The listing must be reproduced in full, exactly as it stands.

++++++++

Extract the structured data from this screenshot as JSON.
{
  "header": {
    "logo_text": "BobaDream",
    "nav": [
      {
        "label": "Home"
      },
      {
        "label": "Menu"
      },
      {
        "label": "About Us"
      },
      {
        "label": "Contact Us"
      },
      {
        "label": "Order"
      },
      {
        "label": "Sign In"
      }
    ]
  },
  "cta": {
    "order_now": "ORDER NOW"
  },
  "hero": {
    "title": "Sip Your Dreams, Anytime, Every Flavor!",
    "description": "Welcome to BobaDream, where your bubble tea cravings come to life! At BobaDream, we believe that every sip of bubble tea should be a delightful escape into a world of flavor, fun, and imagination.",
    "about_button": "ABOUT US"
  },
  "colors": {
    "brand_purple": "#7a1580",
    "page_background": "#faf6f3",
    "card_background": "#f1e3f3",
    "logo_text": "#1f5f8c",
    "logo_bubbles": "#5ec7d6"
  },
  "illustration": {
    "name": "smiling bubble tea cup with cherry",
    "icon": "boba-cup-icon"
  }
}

++++++++

## Solution below
Extract the structured data from this screenshot as JSON.
{
  "header": {
    "logo_text": "BobaDream",
    "nav": [
      {
        "label": "Home"
      },
      {
        "label": "Menu"
      },
      {
        "label": "About Us"
      },
      {
        "label": "Contact Us"
      },
      {
        "label": "Order"
      },
      {
        "label": "Sign In"
      }
    ]
  },
  "cta": {
    "order_now": "ORDER NOW"
  },
  "hero": {
    "title": "Sip Your Dreams, Anytime, Every Flavor!",
    "description": "Welcome to BobaDream, where your bubble tea cravings come to life! At BobaDream, we believe that every sip of bubble tea should be a delightful escape into a world of flavor, fun, and imagination.",
    "about_button": "ABOUT US"
  },
  "colors": {
    "brand_purple": "#7a1580",
    "page_background": "#faf6f3",
    "card_background": "#f1e3f3",
    "logo_text": "#1f5f8c",
    "logo_bubbles": "#5ec7d6"
  },
  "illustration": {
    "name": "smiling bubble tea cup with cherry",
    "icon": "boba-cup-icon"
  }
}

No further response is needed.